* [Direction]: Please write out the material below exactly as given.

* [Data shown]:

»»

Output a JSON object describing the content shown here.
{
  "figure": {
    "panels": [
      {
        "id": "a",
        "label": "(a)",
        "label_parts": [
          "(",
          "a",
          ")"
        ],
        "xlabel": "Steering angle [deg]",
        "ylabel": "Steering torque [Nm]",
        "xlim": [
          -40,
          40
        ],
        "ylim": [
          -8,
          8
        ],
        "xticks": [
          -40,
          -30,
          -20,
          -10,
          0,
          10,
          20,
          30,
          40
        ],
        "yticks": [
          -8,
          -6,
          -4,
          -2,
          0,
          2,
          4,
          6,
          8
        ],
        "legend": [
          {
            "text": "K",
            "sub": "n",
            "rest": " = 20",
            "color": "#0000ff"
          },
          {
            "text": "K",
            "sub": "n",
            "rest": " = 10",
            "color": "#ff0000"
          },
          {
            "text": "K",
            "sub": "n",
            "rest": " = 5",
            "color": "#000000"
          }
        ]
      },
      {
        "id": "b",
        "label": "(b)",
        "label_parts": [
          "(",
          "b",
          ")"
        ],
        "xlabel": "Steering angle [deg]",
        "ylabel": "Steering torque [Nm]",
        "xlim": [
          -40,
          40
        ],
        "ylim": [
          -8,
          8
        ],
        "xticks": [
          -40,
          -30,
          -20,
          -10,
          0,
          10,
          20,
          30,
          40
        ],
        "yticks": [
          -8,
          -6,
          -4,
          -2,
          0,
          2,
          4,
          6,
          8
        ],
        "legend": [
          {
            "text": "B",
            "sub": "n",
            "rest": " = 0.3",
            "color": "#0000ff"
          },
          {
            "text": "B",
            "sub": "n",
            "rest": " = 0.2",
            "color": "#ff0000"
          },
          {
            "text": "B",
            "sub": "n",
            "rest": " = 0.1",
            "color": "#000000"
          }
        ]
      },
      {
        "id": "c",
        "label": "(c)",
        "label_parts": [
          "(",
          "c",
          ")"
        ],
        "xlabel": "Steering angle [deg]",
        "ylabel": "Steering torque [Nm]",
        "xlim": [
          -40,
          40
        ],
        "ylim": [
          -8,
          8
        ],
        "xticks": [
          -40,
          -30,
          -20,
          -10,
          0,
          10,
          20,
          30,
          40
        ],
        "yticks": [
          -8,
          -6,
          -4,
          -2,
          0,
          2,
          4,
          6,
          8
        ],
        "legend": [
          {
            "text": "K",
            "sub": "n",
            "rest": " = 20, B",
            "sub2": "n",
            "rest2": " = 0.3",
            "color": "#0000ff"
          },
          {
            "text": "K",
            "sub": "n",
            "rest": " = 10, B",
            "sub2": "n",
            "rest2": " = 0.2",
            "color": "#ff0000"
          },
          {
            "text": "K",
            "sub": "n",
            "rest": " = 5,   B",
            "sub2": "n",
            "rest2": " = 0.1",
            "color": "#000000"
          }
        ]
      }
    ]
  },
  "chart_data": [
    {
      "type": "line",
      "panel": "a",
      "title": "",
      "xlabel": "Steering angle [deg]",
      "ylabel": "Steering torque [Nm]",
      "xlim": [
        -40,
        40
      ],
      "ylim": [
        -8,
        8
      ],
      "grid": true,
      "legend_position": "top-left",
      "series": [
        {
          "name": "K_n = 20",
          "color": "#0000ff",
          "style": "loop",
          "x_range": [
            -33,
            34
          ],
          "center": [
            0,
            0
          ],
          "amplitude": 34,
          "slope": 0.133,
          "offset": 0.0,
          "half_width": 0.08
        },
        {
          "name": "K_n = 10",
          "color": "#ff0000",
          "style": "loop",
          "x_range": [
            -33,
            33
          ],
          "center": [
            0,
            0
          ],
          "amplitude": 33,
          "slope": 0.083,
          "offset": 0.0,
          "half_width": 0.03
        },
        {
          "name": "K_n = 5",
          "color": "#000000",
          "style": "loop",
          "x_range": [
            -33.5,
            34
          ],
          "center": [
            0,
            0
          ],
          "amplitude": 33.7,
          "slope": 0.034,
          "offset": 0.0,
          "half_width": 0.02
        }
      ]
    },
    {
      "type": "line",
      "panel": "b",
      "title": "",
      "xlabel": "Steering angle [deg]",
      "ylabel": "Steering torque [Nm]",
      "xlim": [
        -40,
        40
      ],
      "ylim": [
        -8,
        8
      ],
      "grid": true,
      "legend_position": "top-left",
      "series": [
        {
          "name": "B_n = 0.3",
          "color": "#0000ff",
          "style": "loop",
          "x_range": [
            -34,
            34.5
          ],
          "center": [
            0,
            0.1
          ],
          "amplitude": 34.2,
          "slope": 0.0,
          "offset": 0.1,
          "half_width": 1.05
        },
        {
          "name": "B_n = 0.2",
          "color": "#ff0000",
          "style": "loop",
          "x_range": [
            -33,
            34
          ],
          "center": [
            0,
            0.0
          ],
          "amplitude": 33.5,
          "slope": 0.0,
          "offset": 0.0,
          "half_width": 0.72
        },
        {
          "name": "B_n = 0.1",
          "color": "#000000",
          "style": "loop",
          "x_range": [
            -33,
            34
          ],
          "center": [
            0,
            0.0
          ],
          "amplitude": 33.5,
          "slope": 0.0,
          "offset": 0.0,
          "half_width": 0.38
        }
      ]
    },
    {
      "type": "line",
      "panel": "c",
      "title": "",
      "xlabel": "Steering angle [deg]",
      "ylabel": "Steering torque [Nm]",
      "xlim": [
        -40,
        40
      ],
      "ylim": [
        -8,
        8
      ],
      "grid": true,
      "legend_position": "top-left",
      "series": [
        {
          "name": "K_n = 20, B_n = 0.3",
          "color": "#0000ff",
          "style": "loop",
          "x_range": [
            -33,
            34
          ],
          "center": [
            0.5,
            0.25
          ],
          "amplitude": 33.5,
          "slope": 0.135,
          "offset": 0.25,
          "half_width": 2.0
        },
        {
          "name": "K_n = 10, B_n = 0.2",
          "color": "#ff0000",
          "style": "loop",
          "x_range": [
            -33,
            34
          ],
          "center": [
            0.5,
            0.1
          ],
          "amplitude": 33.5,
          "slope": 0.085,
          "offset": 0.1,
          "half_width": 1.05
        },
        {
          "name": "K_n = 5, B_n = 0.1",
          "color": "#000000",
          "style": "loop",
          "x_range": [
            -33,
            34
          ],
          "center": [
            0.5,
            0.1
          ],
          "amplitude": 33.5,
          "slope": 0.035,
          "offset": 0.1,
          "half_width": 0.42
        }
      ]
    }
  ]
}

««

* [Task output]:
Output a JSON object describing the content shown here.
{
  "figure": {
    "panels": [
      {
        "id": "a",
        "label": "(a)",
        "label_parts": [
          "(",
          "a",
          ")"
        ],
        "xlabel": "Steering angle [deg]",
        "ylabel": "Steering torque [Nm]",
        "xlim": [
          -40,
          40
        ],
        "ylim": [
          -8,
          8
        ],
        "xticks": [
          -40,
          -30,
          -20,
          -10,
          0,
          10,
          20,
          30,
          40
        ],
        "yticks": [
          -8,
          -6,
          -4,
          -2,
          0,
          2,
          4,
          6,
          8
        ],
        "legend": [
          {
            "text": "K",
            "sub": "n",
            "rest": " = 20",
            "color": "#0000ff"
          },
          {
            "text": "K",
            "sub": "n",
            "rest": " = 10",
            "color": "#ff0000"
          },
          {
            "text": "K",
            "sub": "n",
            "rest": " = 5",
            "color": "#000000"
          }
        ]
      },
      {
        "id": "b",
        "label": "(b)",
        "label_parts": [
          "(",
          "b",
          ")"
        ],
        "xlabel": "Steering angle [deg]",
        "ylabel": "Steering torque [Nm]",
        "xlim": [
          -40,
          40
        ],
        "ylim": [
          -8,
          8
        ],
        "xticks": [
          -40,
          -30,
          -20,
          -10,
          0,
          10,
          20,
          30,
          40
        ],
        "yticks": [
          -8,
          -6,
          -4,
          -2,
          0,
          2,
          4,
          6,
          8
        ],
        "legend": [
          {
            "text": "B",
            "sub": "n",
            "rest": " = 0.3",
            "color": "#0000ff"
          },
          {
            "text": "B",
            "sub": "n",
            "rest": " = 0.2",
            "color": "#ff0000"
          },
          {
            "text": "B",
            "sub": "n",
            "rest": " = 0.1",
            "color": "#000000"
          }
        ]
      },
      {
        "id": "c",
        "label": "(c)",
        "label_parts": [
          "(",
          "c",
          ")"
        ],
        "xlabel": "Steering angle [deg]",
        "ylabel": "Steering torque [Nm]",
        "xlim": [
          -40,
          40
        ],
        "ylim": [
          -8,
          8
        ],
        "xticks": [
          -40,
          -30,
          -20,
          -10,
          0,
          10,
          20,
          30,
          40
        ],
        "yticks": [
          -8,
          -6,
          -4,
          -2,
          0,
          2,
          4,
          6,
          8
        ],
        "legend": [
          {
            "text": "K",
            "sub": "n",
            "rest": " = 20, B",
            "sub2": "n",
            "rest2": " = 0.3",
            "color": "#0000ff"
          },
          {
            "text": "K",
            "sub": "n",
            "rest": " = 10, B",
            "sub2": "n",
            "rest2": " = 0.2",
            "color": "#ff0000"
          },
          {
            "text": "K",
            "sub": "n",
            "rest": " = 5,   B",
            "sub2": "n",
            "rest2": " = 0.1",
            "color": "#000000"
          }
        ]
      }
    ]
  },
  "chart_data": [
    {
      "type": "line",
      "panel": "a",
      "title": "",
      "xlabel": "Steering angle [deg]",
      "ylabel": "Steering torque [Nm]",
      "xlim": [
        -40,
        40
      ],
      "ylim": [
        -8,
        8
      ],
      "grid": true,
      "legend_position": "top-left",
      "series": [
        {
          "name": "K_n = 20",
          "color": "#0000ff",
          "style": "loop",
          "x_range": [
            -33,
            34
          ],
          "center": [
            0,
            0
          ],
          "amplitude": 34,
          "slope": 0.133,
          "offset": 0.0,
          "half_width": 0.08
        },
        {
          "name": "K_n = 10",
          "color": "#ff0000",
          "style": "loop",
          "x_range": [
            -33,
            33
          ],
          "center": [
            0,
            0
          ],
          "amplitude": 33,
          "slope": 0.083,
          "offset": 0.0,
          "half_width": 0.03
        },
        {
          "name": "K_n = 5",
          "color": "#000000",
          "style": "loop",
          "x_range": [
            -33.5,
            34
          ],
          "center": [
            0,
            0
          ],
          "amplitude": 33.7,
          "slope": 0.034,
          "offset": 0.0,
          "half_width": 0.02
        }
      ]
    },
    {
      "type": "line",
      "panel": "b",
      "title": "",
      "xlabel": "Steering angle [deg]",
      "ylabel": "Steering torque [Nm]",
      "xlim": [
        -40,
        40
      ],
      "ylim": [
        -8,
        8
      ],
      "grid": true,
      "legend_position": "top-left",
      "series": [
        {
          "name": "B_n = 0.3",
          "color": "#0000ff",
          "style": "loop",
          "x_range": [
            -34,
            34.5
          ],
          "center": [
            0,
            0.1
          ],
          "amplitude": 34.2,
          "slope": 0.0,
          "offset": 0.1,
          "half_width": 1.05
        },
        {
          "name": "B_n = 0.2",
          "color": "#ff0000",
          "style": "loop",
          "x_range": [
            -33,
            34
          ],
          "center": [
            0,
            0.0
          ],
          "amplitude": 33.5,
          "slope": 0.0,
          "offset": 0.0,
          "half_width": 0.72
        },
        {
          "name": "B_n = 0.1",
          "color": "#000000",
          "style": "loop",
          "x_range": [
            -33,
            34
          ],
          "center": [
            0,
            0.0
          ],
          "amplitude": 33.5,
          "slope": 0.0,
          "offset": 0.0,
          "half_width": 0.38
        }
      ]
    },
    {
      "type": "line",
      "panel": "c",
      "title": "",
      "xlabel": "Steering angle [deg]",
      "ylabel": "Steering torque [Nm]",
      "xlim": [
        -40,
        40
      ],
      "ylim": [
        -8,
        8
      ],
      "grid": true,
      "legend_position": "top-left",
      "series": [
        {
          "name": "K_n = 20, B_n = 0.3",
          "color": "#0000ff",
          "style": "loop",
          "x_range": [
            -33,
            34
          ],
          "center": [
            0.5,
            0.25
          ],
          "amplitude": 33.5,
          "slope": 0.135,
          "offset": 0.25,
          "half_width": 2.0
        },
        {
          "name": "K_n = 10, B_n = 0.2",
          "color": "#ff0000",
          "style": "loop",
          "x_range": [
            -33,
            34
          ],
          "center": [
            0.5,
            0.1
          ],
          "amplitude": 33.5,
          "slope": 0.085,
          "offset": 0.1,
          "half_width": 1.05
        },
        {
          "name": "K_n = 5, B_n = 0.1",
          "color": "#000000",
          "style": "loop",
          "x_range": [
            -33,
            34
          ],
          "center": [
            0.5,
            0.1
          ],
          "amplitude": 33.5,
          "slope": 0.035,
          "offset": 0.1,
          "half_width": 0.42
        }
      ]
    }
  ]
}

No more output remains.